Dataset entries
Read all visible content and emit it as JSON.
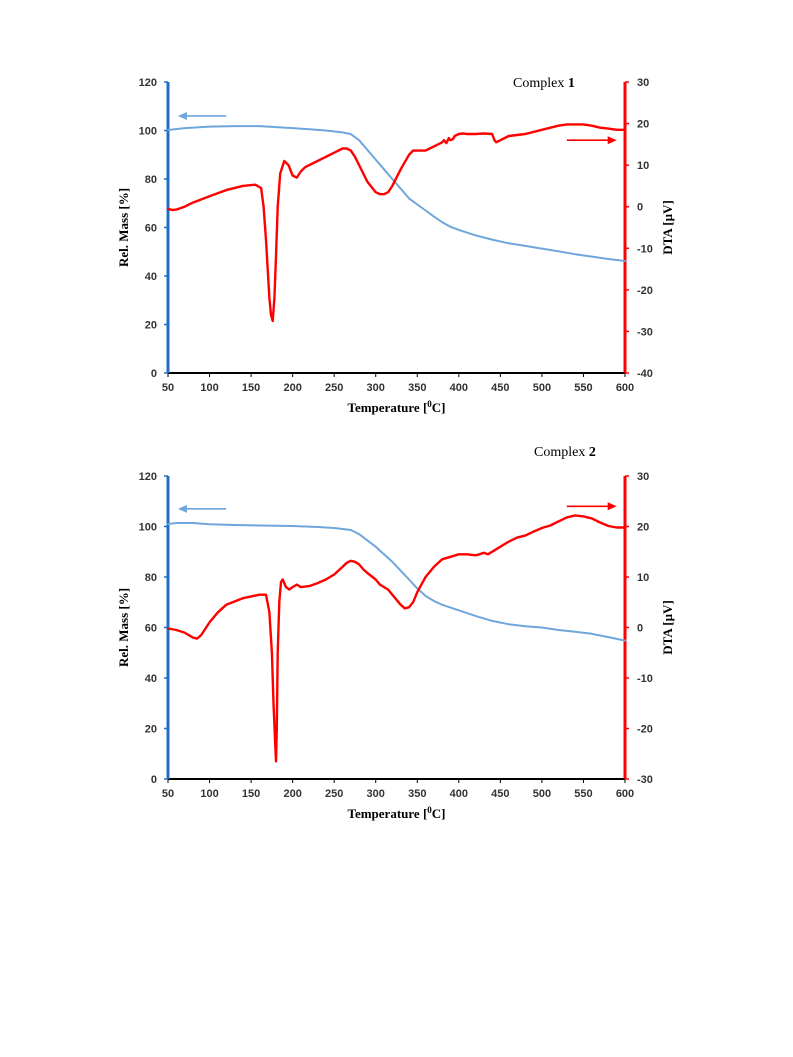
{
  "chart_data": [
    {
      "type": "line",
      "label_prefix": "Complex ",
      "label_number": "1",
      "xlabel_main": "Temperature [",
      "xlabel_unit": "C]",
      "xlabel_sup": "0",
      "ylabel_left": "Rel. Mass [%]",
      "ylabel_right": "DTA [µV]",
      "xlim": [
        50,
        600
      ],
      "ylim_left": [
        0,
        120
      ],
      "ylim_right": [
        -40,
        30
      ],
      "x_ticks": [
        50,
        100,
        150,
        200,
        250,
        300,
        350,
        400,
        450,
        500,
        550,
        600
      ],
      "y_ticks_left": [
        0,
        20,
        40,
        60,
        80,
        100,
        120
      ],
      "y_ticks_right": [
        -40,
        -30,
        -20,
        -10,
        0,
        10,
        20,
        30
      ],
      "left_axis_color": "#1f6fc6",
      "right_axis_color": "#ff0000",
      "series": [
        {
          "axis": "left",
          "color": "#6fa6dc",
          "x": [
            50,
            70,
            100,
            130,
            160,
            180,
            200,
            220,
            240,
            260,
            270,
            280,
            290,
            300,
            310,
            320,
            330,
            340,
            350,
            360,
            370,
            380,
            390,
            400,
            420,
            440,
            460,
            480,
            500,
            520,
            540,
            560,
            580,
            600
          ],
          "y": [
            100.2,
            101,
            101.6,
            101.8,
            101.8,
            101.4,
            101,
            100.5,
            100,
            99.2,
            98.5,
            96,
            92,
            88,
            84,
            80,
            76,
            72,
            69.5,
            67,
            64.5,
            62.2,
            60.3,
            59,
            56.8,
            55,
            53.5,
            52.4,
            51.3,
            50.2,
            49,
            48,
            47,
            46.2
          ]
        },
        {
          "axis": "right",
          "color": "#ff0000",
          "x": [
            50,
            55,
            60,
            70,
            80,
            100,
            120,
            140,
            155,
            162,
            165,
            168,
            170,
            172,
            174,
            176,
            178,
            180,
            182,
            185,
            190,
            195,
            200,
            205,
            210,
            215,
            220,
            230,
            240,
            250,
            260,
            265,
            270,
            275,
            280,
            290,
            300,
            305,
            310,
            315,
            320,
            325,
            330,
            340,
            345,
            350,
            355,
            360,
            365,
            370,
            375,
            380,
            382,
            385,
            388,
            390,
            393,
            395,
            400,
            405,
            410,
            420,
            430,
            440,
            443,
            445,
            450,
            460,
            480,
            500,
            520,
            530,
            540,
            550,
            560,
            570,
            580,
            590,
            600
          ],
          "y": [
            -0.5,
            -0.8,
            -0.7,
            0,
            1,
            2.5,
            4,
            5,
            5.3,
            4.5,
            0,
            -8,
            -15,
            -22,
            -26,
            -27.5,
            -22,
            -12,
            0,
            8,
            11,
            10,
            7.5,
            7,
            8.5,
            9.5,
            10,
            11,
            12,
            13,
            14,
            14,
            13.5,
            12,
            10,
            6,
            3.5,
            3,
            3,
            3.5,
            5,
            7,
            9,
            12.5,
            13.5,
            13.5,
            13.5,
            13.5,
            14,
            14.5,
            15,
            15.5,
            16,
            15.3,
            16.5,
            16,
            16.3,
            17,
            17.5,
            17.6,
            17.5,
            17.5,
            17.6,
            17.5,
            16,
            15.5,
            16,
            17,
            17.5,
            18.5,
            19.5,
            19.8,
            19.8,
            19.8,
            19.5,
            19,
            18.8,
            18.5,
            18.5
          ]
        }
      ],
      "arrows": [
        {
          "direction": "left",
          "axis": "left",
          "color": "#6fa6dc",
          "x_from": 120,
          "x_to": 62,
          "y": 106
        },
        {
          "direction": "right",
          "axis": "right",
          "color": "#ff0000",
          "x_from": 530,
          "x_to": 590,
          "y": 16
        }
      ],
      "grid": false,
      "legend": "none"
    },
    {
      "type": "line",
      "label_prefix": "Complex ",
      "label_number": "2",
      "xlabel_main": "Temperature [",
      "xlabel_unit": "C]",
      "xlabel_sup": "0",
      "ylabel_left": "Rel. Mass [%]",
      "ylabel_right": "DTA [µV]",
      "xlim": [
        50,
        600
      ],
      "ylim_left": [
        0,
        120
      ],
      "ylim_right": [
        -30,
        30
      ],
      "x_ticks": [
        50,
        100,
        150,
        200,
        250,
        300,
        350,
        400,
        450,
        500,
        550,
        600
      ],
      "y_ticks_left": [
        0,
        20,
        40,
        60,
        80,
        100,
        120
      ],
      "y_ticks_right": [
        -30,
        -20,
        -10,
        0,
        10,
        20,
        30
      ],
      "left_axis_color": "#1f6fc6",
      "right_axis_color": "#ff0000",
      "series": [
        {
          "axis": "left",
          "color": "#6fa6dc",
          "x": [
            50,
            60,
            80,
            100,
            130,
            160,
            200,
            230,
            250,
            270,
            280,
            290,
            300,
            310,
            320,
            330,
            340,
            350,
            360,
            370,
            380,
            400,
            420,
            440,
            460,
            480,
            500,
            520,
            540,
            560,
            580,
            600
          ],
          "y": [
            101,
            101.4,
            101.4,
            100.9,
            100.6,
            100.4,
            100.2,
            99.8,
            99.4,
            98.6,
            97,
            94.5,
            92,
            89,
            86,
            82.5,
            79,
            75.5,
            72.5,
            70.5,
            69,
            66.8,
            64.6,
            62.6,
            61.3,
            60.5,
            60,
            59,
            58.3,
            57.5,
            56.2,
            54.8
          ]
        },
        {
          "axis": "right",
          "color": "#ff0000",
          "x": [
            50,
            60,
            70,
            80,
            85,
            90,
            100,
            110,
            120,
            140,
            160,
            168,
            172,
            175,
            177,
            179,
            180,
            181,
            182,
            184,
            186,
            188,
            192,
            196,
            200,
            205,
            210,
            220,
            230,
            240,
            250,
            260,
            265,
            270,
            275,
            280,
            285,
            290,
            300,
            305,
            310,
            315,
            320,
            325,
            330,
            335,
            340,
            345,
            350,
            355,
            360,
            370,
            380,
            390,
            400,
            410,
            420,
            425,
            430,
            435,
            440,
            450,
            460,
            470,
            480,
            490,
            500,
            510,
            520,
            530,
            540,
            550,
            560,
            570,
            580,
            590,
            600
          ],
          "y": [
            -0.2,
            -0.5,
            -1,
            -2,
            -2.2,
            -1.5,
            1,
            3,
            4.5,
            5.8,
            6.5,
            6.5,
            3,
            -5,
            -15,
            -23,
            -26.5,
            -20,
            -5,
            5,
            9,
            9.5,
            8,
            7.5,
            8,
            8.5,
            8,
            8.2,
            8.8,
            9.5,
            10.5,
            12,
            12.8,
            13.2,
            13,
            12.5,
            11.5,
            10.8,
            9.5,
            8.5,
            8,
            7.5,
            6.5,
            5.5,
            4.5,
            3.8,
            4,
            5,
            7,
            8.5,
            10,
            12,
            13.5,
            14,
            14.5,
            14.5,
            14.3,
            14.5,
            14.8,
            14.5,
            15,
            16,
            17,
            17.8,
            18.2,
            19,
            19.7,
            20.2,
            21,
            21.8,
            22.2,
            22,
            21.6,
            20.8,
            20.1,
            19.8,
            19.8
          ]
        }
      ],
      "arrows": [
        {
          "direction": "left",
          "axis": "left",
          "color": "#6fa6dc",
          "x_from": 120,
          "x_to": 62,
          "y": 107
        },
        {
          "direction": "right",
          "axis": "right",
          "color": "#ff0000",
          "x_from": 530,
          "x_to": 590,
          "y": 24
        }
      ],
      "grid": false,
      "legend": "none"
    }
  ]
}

SET TASK: With the pictures left out, transcribe the material exactly.

ANSWER:
Read all visible content and emit it as JSON.
{
  "chart_data": [
    {
      "type": "line",
      "label_prefix": "Complex ",
      "label_number": "1",
      "xlabel_main": "Temperature [",
      "xlabel_unit": "C]",
      "xlabel_sup": "0",
      "ylabel_left": "Rel. Mass [%]",
      "ylabel_right": "DTA [µV]",
      "xlim": [
        50,
        600
      ],
      "ylim_left": [
        0,
        120
      ],
      "ylim_right": [
        -40,
        30
      ],
      "x_ticks": [
        50,
        100,
        150,
        200,
        250,
        300,
        350,
        400,
        450,
        500,
        550,
        600
      ],
      "y_ticks_left": [
        0,
        20,
        40,
        60,
        80,
        100,
        120
      ],
      "y_ticks_right": [
        -40,
        -30,
        -20,
        -10,
        0,
        10,
        20,
        30
      ],
      "left_axis_color": "#1f6fc6",
      "right_axis_color": "#ff0000",
      "series": [
        {
          "axis": "left",
          "color": "#6fa6dc",
          "x": [
            50,
            70,
            100,
            130,
            160,
            180,
            200,
            220,
            240,
            260,
            270,
            280,
            290,
            300,
            310,
            320,
            330,
            340,
            350,
            360,
            370,
            380,
            390,
            400,
            420,
            440,
            460,
            480,
            500,
            520,
            540,
            560,
            580,
            600
          ],
          "y": [
            100.2,
            101,
            101.6,
            101.8,
            101.8,
            101.4,
            101,
            100.5,
            100,
            99.2,
            98.5,
            96,
            92,
            88,
            84,
            80,
            76,
            72,
            69.5,
            67,
            64.5,
            62.2,
            60.3,
            59,
            56.8,
            55,
            53.5,
            52.4,
            51.3,
            50.2,
            49,
            48,
            47,
            46.2
          ]
        },
        {
          "axis": "right",
          "color": "#ff0000",
          "x": [
            50,
            55,
            60,
            70,
            80,
            100,
            120,
            140,
            155,
            162,
            165,
            168,
            170,
            172,
            174,
            176,
            178,
            180,
            182,
            185,
            190,
            195,
            200,
            205,
            210,
            215,
            220,
            230,
            240,
            250,
            260,
            265,
            270,
            275,
            280,
            290,
            300,
            305,
            310,
            315,
            320,
            325,
            330,
            340,
            345,
            350,
            355,
            360,
            365,
            370,
            375,
            380,
            382,
            385,
            388,
            390,
            393,
            395,
            400,
            405,
            410,
            420,
            430,
            440,
            443,
            445,
            450,
            460,
            480,
            500,
            520,
            530,
            540,
            550,
            560,
            570,
            580,
            590,
            600
          ],
          "y": [
            -0.5,
            -0.8,
            -0.7,
            0,
            1,
            2.5,
            4,
            5,
            5.3,
            4.5,
            0,
            -8,
            -15,
            -22,
            -26,
            -27.5,
            -22,
            -12,
            0,
            8,
            11,
            10,
            7.5,
            7,
            8.5,
            9.5,
            10,
            11,
            12,
            13,
            14,
            14,
            13.5,
            12,
            10,
            6,
            3.5,
            3,
            3,
            3.5,
            5,
            7,
            9,
            12.5,
            13.5,
            13.5,
            13.5,
            13.5,
            14,
            14.5,
            15,
            15.5,
            16,
            15.3,
            16.5,
            16,
            16.3,
            17,
            17.5,
            17.6,
            17.5,
            17.5,
            17.6,
            17.5,
            16,
            15.5,
            16,
            17,
            17.5,
            18.5,
            19.5,
            19.8,
            19.8,
            19.8,
            19.5,
            19,
            18.8,
            18.5,
            18.5
          ]
        }
      ],
      "arrows": [
        {
          "direction": "left",
          "axis": "left",
          "color": "#6fa6dc",
          "x_from": 120,
          "x_to": 62,
          "y": 106
        },
        {
          "direction": "right",
          "axis": "right",
          "color": "#ff0000",
          "x_from": 530,
          "x_to": 590,
          "y": 16
        }
      ],
      "grid": false,
      "legend": "none"
    },
    {
      "type": "line",
      "label_prefix": "Complex ",
      "label_number": "2",
      "xlabel_main": "Temperature [",
      "xlabel_unit": "C]",
      "xlabel_sup": "0",
      "ylabel_left": "Rel. Mass [%]",
      "ylabel_right": "DTA [µV]",
      "xlim": [
        50,
        600
      ],
      "ylim_left": [
        0,
        120
      ],
      "ylim_right": [
        -30,
        30
      ],
      "x_ticks": [
        50,
        100,
        150,
        200,
        250,
        300,
        350,
        400,
        450,
        500,
        550,
        600
      ],
      "y_ticks_left": [
        0,
        20,
        40,
        60,
        80,
        100,
        120
      ],
      "y_ticks_right": [
        -30,
        -20,
        -10,
        0,
        10,
        20,
        30
      ],
      "left_axis_color": "#1f6fc6",
      "right_axis_color": "#ff0000",
      "series": [
        {
          "axis": "left",
          "color": "#6fa6dc",
          "x": [
            50,
            60,
            80,
            100,
            130,
            160,
            200,
            230,
            250,
            270,
            280,
            290,
            300,
            310,
            320,
            330,
            340,
            350,
            360,
            370,
            380,
            400,
            420,
            440,
            460,
            480,
            500,
            520,
            540,
            560,
            580,
            600
          ],
          "y": [
            101,
            101.4,
            101.4,
            100.9,
            100.6,
            100.4,
            100.2,
            99.8,
            99.4,
            98.6,
            97,
            94.5,
            92,
            89,
            86,
            82.5,
            79,
            75.5,
            72.5,
            70.5,
            69,
            66.8,
            64.6,
            62.6,
            61.3,
            60.5,
            60,
            59,
            58.3,
            57.5,
            56.2,
            54.8
          ]
        },
        {
          "axis": "right",
          "color": "#ff0000",
          "x": [
            50,
            60,
            70,
            80,
            85,
            90,
            100,
            110,
            120,
            140,
            160,
            168,
            172,
            175,
            177,
            179,
            180,
            181,
            182,
            184,
            186,
            188,
            192,
            196,
            200,
            205,
            210,
            220,
            230,
            240,
            250,
            260,
            265,
            270,
            275,
            280,
            285,
            290,
            300,
            305,
            310,
            315,
            320,
            325,
            330,
            335,
            340,
            345,
            350,
            355,
            360,
            370,
            380,
            390,
            400,
            410,
            420,
            425,
            430,
            435,
            440,
            450,
            460,
            470,
            480,
            490,
            500,
            510,
            520,
            530,
            540,
            550,
            560,
            570,
            580,
            590,
            600
          ],
          "y": [
            -0.2,
            -0.5,
            -1,
            -2,
            -2.2,
            -1.5,
            1,
            3,
            4.5,
            5.8,
            6.5,
            6.5,
            3,
            -5,
            -15,
            -23,
            -26.5,
            -20,
            -5,
            5,
            9,
            9.5,
            8,
            7.5,
            8,
            8.5,
            8,
            8.2,
            8.8,
            9.5,
            10.5,
            12,
            12.8,
            13.2,
            13,
            12.5,
            11.5,
            10.8,
            9.5,
            8.5,
            8,
            7.5,
            6.5,
            5.5,
            4.5,
            3.8,
            4,
            5,
            7,
            8.5,
            10,
            12,
            13.5,
            14,
            14.5,
            14.5,
            14.3,
            14.5,
            14.8,
            14.5,
            15,
            16,
            17,
            17.8,
            18.2,
            19,
            19.7,
            20.2,
            21,
            21.8,
            22.2,
            22,
            21.6,
            20.8,
            20.1,
            19.8,
            19.8
          ]
        }
      ],
      "arrows": [
        {
          "direction": "left",
          "axis": "left",
          "color": "#6fa6dc",
          "x_from": 120,
          "x_to": 62,
          "y": 107
        },
        {
          "direction": "right",
          "axis": "right",
          "color": "#ff0000",
          "x_from": 530,
          "x_to": 590,
          "y": 24
        }
      ],
      "grid": false,
      "legend": "none"
    }
  ]
}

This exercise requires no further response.